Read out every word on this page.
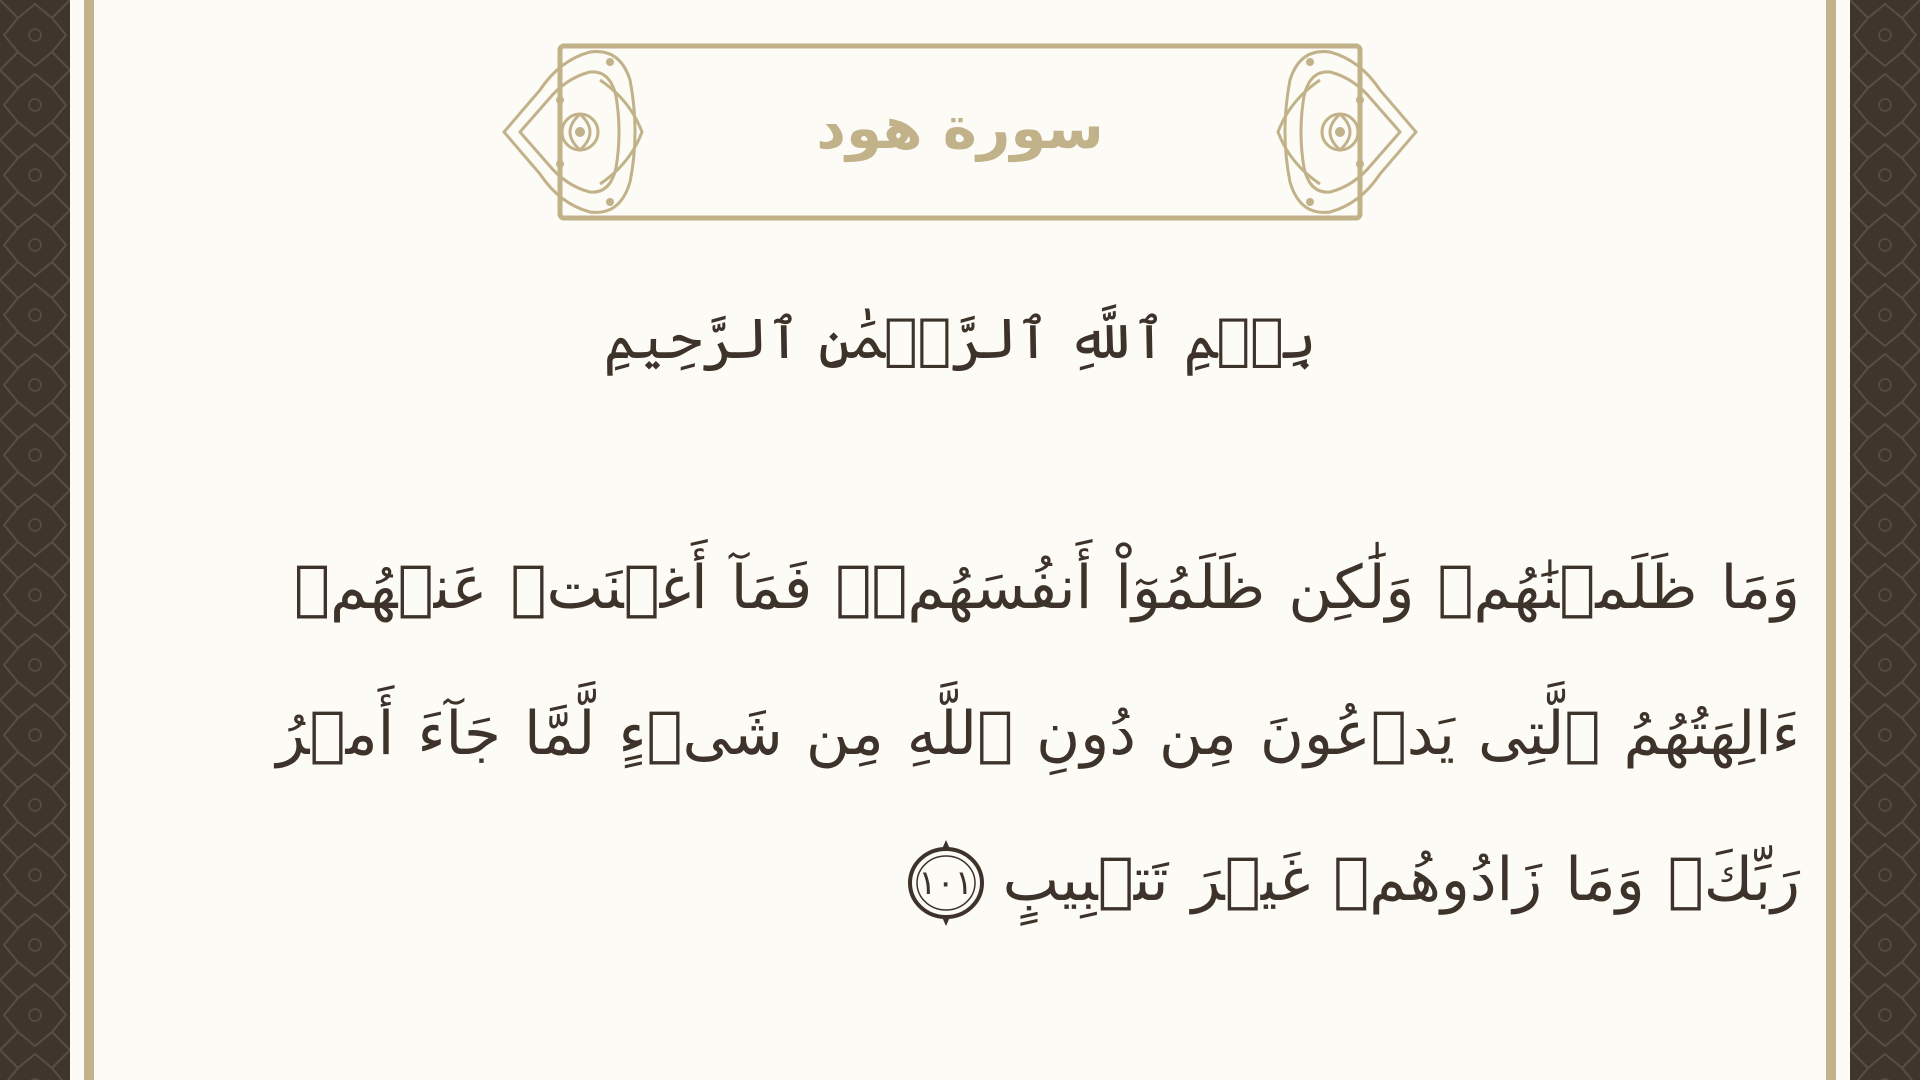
سورة هود
بِسۡمِ ٱللَّهِ ٱلرَّحۡمَٰنِ ٱلرَّحِيمِ
وَمَا ظَلَمۡنَٰهُمۡ وَلَٰكِن ظَلَمُوٓاْ أَنفُسَهُمۡۖ فَمَآ أَغۡنَتۡ عَنۡهُمۡ ءَالِهَتُهُمُ ٱلَّتِى يَدۡعُونَ مِن دُونِ ٱللَّهِ مِن شَىۡءٍ لَّمَّا جَآءَ أَمۡرُ رَبِّكَۖ وَمَا زَادُوهُمۡ غَيۡرَ تَتۡبِيبٍ
١٠١
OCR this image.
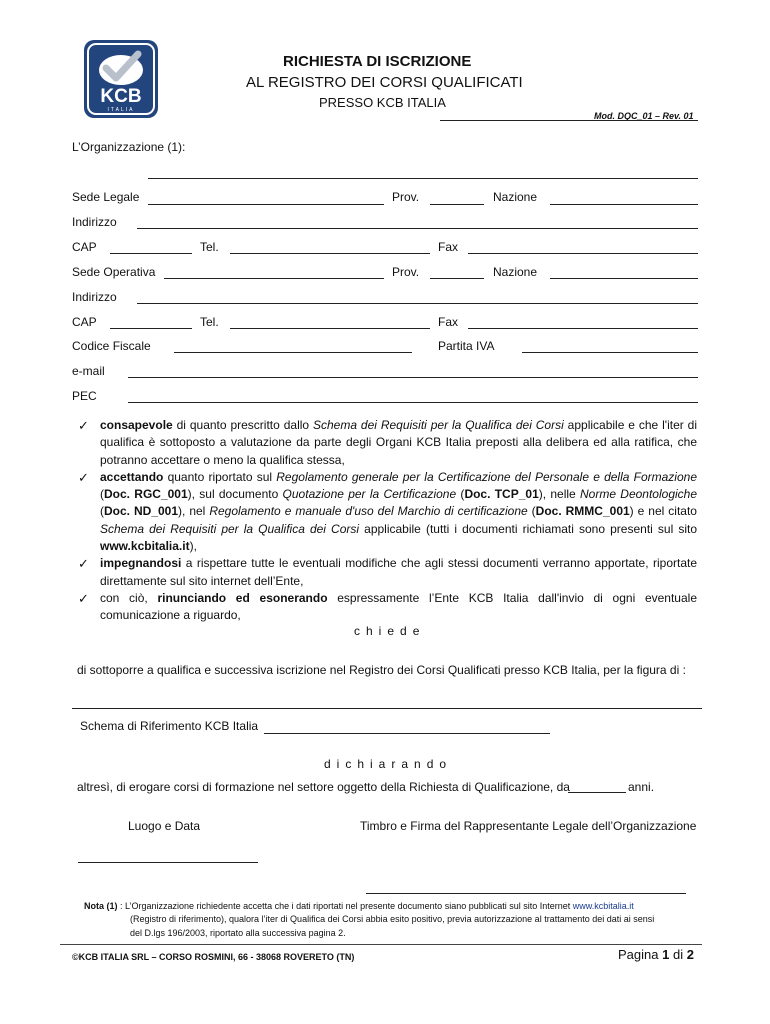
KCB
ITALIA
RICHIESTA DI ISCRIZIONE
AL REGISTRO DEI CORSI QUALIFICATI
PRESSO KCB ITALIA
Mod. DQC_01 – Rev. 01
L’Organizzazione (1):
Sede Legale	Prov.	Nazione
Indirizzo
CAP	Tel.	Fax
Sede Operativa	Prov.	Nazione
Indirizzo
CAP	Tel.	Fax
Codice Fiscale	Partita IVA
e-mail
PEC
✓ consapevole di quanto prescritto dallo Schema dei Requisiti per la Qualifica dei Corsi applicabile e che l'iter di qualifica è sottoposto a valutazione da parte degli Organi KCB Italia preposti alla delibera ed alla ratifica, che potranno accettare o meno la qualifica stessa,
✓ accettando quanto riportato sul Regolamento generale per la Certificazione del Personale e della Formazione (Doc. RGC_001), sul documento Quotazione per la Certificazione (Doc. TCP_01), nelle Norme Deontologiche (Doc. ND_001), nel Regolamento e manuale d'uso del Marchio di certificazione (Doc. RMMC_001) e nel citato Schema dei Requisiti per la Qualifica dei Corsi applicabile (tutti i documenti richiamati sono presenti sul sito www.kcbitalia.it),
✓ impegnandosi a rispettare tutte le eventuali modifiche che agli stessi documenti verranno apportate, riportate direttamente sul sito internet dell’Ente,
✓ con ciò, rinunciando ed esonerando espressamente l’Ente KCB Italia dall'invio di ogni eventuale comunicazione a riguardo,
chiede
di sottoporre a qualifica e successiva iscrizione nel Registro dei Corsi Qualificati presso KCB Italia, per la figura di :
Schema di Riferimento KCB Italia
dichiarando
altresì, di erogare corsi di formazione nel settore oggetto della Richiesta di Qualificazione, da	anni.
Luogo e Data	Timbro e Firma del Rappresentante Legale dell’Organizzazione
Nota (1) : L’Organizzazione richiedente accetta che i dati riportati nel presente documento siano pubblicati sul sito Internet www.kcbitalia.it
(Registro di riferimento), qualora l’iter di Qualifica dei Corsi abbia esito positivo, previa autorizzazione al trattamento dei dati ai sensi
del D.lgs 196/2003, riportato alla successiva pagina 2.
©KCB ITALIA SRL – CORSO ROSMINI, 66 - 38068 ROVERETO (TN)	Pagina 1 di 2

* * *

**YOUR INSTRUCTIONS**
Copy the material shown above in full and exactly. Skip the pictures.

**RESPONSE FOR THIS EXERCISE**
Read out every word on this page.
سورة هود
بِسۡمِ ٱللَّهِ ٱلرَّحۡمَٰنِ ٱلرَّحِيمِ
وَمَا ظَلَمۡنَٰهُمۡ وَلَٰكِن ظَلَمُوٓاْ أَنفُسَهُمۡۖ فَمَآ أَغۡنَتۡ عَنۡهُمۡ ءَالِهَتُهُمُ ٱلَّتِى يَدۡعُونَ مِن دُونِ ٱللَّهِ مِن شَىۡءٍ لَّمَّا جَآءَ أَمۡرُ رَبِّكَۖ وَمَا زَادُوهُمۡ غَيۡرَ تَتۡبِيبٍ
١٠١
OCR this image.
KCB
ITALIA
RICHIESTA DI ISCRIZIONE
AL REGISTRO DEI CORSI QUALIFICATI
PRESSO KCB ITALIA
Mod. DQC_01 – Rev. 01
L’Organizzazione (1):
Sede Legale	Prov.	Nazione
Indirizzo
CAP	Tel.	Fax
Sede Operativa	Prov.	Nazione
Indirizzo
CAP	Tel.	Fax
Codice Fiscale	Partita IVA
e-mail
PEC
✓ consapevole di quanto prescritto dallo Schema dei Requisiti per la Qualifica dei Corsi applicabile e che l'iter di qualifica è sottoposto a valutazione da parte degli Organi KCB Italia preposti alla delibera ed alla ratifica, che potranno accettare o meno la qualifica stessa,
✓ accettando quanto riportato sul Regolamento generale per la Certificazione del Personale e della Formazione (Doc. RGC_001), sul documento Quotazione per la Certificazione (Doc. TCP_01), nelle Norme Deontologiche (Doc. ND_001), nel Regolamento e manuale d'uso del Marchio di certificazione (Doc. RMMC_001) e nel citato Schema dei Requisiti per la Qualifica dei Corsi applicabile (tutti i documenti richiamati sono presenti sul sito www.kcbitalia.it),
✓ impegnandosi a rispettare tutte le eventuali modifiche che agli stessi documenti verranno apportate, riportate direttamente sul sito internet dell’Ente,
✓ con ciò, rinunciando ed esonerando espressamente l’Ente KCB Italia dall'invio di ogni eventuale comunicazione a riguardo,
chiede
di sottoporre a qualifica e successiva iscrizione nel Registro dei Corsi Qualificati presso KCB Italia, per la figura di :
Schema di Riferimento KCB Italia
dichiarando
altresì, di erogare corsi di formazione nel settore oggetto della Richiesta di Qualificazione, da	anni.
Luogo e Data	Timbro e Firma del Rappresentante Legale dell’Organizzazione
Nota (1) : L’Organizzazione richiedente accetta che i dati riportati nel presente documento siano pubblicati sul sito Internet www.kcbitalia.it
(Registro di riferimento), qualora l’iter di Qualifica dei Corsi abbia esito positivo, previa autorizzazione al trattamento dei dati ai sensi
del D.lgs 196/2003, riportato alla successiva pagina 2.
©KCB ITALIA SRL – CORSO ROSMINI, 66 - 38068 ROVERETO (TN)	Pagina 1 di 2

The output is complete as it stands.